■ REQUIRED TASK: Print the line containing "Read this page and output its text content." and each line after it through the end, please, with nothing added.

::: RECORDS SUPPLIED

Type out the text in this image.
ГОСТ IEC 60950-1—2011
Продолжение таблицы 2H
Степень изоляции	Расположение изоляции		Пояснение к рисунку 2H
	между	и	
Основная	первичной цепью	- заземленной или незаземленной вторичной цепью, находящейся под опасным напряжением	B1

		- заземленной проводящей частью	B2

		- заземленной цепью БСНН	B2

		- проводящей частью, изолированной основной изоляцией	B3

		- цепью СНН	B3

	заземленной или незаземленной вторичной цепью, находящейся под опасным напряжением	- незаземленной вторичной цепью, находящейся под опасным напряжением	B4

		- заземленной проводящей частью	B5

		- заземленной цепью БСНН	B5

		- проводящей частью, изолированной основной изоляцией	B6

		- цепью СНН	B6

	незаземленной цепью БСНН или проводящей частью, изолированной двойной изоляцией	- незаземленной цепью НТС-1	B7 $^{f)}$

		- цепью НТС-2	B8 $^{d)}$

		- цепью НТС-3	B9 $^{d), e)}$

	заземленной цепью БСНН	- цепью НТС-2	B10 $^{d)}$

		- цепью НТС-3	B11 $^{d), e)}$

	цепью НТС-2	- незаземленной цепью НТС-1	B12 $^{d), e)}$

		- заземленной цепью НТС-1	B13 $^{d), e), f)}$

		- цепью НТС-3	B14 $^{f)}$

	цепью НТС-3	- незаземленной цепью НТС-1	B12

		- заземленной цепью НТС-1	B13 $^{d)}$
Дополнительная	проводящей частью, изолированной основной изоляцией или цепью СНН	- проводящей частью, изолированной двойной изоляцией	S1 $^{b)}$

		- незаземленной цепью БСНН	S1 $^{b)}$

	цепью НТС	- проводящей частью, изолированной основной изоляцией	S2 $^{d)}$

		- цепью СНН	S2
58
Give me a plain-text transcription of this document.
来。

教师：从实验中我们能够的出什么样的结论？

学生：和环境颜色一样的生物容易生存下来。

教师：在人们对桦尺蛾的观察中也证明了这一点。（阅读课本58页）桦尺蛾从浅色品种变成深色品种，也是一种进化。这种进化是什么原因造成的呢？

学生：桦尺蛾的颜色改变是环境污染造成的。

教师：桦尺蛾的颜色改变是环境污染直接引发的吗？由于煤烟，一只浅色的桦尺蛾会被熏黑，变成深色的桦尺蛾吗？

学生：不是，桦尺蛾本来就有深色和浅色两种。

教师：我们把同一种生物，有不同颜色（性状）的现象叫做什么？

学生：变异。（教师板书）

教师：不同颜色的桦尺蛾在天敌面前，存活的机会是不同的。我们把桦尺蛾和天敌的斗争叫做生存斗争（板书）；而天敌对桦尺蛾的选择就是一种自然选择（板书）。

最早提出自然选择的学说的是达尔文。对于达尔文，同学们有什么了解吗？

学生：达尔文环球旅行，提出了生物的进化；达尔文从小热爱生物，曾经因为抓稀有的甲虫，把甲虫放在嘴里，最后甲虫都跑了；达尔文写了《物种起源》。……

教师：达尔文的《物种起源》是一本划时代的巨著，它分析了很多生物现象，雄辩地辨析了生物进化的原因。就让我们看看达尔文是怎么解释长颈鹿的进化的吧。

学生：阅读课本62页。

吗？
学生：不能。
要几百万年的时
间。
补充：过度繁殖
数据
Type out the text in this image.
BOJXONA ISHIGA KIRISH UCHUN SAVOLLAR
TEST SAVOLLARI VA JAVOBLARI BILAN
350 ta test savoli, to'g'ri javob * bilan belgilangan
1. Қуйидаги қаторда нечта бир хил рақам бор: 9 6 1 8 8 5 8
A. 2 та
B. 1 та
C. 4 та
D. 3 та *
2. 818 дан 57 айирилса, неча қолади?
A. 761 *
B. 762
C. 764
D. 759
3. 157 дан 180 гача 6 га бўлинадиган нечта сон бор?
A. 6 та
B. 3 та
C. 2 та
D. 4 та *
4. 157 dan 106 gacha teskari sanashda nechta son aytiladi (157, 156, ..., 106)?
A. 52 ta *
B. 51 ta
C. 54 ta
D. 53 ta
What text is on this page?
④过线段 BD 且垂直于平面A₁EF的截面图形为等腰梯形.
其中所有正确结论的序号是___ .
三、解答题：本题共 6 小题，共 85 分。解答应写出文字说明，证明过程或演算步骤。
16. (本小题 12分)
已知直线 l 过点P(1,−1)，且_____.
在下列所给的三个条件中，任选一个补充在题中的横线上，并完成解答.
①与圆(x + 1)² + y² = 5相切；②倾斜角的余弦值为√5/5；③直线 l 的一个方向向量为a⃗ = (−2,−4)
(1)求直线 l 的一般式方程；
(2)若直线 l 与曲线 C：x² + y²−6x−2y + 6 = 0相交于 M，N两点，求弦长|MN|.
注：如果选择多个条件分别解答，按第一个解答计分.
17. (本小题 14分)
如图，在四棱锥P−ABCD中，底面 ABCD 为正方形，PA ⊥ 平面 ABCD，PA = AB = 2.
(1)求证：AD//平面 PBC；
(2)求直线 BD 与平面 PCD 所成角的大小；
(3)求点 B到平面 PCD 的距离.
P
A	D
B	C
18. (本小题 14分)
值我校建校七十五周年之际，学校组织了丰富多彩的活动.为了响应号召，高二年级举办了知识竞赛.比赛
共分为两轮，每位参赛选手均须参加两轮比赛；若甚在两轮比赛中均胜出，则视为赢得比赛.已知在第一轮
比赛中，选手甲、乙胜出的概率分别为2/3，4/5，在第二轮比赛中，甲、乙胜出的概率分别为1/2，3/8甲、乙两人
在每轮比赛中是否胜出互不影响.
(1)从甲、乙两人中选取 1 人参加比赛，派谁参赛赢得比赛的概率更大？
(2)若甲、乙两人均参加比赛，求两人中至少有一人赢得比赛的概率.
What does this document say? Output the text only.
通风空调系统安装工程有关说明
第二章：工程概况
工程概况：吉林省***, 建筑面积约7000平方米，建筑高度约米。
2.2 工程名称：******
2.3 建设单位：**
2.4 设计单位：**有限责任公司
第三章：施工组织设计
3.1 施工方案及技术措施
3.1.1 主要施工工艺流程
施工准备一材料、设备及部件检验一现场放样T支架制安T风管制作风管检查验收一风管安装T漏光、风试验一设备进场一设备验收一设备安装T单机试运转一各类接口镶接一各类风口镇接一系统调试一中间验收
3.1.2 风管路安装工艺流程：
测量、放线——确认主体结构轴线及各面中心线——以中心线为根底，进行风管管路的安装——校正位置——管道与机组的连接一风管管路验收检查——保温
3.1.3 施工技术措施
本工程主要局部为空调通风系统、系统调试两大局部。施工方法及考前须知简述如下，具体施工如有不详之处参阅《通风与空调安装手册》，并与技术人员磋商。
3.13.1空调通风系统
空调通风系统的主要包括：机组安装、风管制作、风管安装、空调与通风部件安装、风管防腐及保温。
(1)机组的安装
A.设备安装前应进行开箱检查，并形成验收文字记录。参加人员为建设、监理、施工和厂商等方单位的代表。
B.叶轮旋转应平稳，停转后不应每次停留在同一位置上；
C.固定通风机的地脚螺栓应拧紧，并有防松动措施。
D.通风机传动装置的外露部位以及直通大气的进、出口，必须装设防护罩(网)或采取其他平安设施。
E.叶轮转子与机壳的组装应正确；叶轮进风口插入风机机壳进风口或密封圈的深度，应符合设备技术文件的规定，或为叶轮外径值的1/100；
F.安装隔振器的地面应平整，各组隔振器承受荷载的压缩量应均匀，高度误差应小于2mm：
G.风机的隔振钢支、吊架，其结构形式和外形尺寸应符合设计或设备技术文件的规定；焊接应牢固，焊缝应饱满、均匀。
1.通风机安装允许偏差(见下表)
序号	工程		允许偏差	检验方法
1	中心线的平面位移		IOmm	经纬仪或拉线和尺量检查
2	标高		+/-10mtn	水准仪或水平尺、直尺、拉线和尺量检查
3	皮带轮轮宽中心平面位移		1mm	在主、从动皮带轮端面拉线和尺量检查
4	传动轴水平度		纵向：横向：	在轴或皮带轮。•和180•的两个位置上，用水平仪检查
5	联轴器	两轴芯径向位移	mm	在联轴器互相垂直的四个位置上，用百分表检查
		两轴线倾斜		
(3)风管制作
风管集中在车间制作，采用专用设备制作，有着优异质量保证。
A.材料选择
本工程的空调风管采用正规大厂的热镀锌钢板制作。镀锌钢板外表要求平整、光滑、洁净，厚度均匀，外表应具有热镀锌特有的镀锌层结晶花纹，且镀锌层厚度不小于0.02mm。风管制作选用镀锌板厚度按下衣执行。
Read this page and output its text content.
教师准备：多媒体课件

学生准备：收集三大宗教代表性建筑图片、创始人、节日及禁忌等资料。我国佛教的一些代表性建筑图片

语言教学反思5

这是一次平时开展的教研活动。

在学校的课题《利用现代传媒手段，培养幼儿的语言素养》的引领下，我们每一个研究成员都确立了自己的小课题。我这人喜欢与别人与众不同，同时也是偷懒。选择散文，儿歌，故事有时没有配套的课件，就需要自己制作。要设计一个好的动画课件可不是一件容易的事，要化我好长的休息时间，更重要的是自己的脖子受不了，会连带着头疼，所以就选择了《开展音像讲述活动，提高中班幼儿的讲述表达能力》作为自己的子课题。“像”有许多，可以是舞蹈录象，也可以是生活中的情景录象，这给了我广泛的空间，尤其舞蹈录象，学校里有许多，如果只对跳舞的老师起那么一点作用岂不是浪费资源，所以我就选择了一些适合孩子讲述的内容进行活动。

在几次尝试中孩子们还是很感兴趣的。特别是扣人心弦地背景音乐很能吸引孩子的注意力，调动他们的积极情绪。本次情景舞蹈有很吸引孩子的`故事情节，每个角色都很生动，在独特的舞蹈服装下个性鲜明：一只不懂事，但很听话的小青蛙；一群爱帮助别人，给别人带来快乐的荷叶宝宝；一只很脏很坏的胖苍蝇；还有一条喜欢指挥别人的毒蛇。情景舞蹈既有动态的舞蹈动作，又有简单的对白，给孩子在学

::::::

■ REPLY:
Read this page and output its text content.
教师准备：多媒体课件

学生准备：收集三大宗教代表性建筑图片、创始人、节日及禁忌等资料。我国佛教的一些代表性建筑图片

语言教学反思5

这是一次平时开展的教研活动。

在学校的课题《利用现代传媒手段，培养幼儿的语言素养》的引领下，我们每一个研究成员都确立了自己的小课题。我这人喜欢与别人与众不同，同时也是偷懒。选择散文，儿歌，故事有时没有配套的课件，就需要自己制作。要设计一个好的动画课件可不是一件容易的事，要化我好长的休息时间，更重要的是自己的脖子受不了，会连带着头疼，所以就选择了《开展音像讲述活动，提高中班幼儿的讲述表达能力》作为自己的子课题。“像”有许多，可以是舞蹈录象，也可以是生活中的情景录象，这给了我广泛的空间，尤其舞蹈录象，学校里有许多，如果只对跳舞的老师起那么一点作用岂不是浪费资源，所以我就选择了一些适合孩子讲述的内容进行活动。

在几次尝试中孩子们还是很感兴趣的。特别是扣人心弦地背景音乐很能吸引孩子的注意力，调动他们的积极情绪。本次情景舞蹈有很吸引孩子的`故事情节，每个角色都很生动，在独特的舞蹈服装下个性鲜明：一只不懂事，但很听话的小青蛙；一群爱帮助别人，给别人带来快乐的荷叶宝宝；一只很脏很坏的胖苍蝇；还有一条喜欢指挥别人的毒蛇。情景舞蹈既有动态的舞蹈动作，又有简单的对白，给孩子在学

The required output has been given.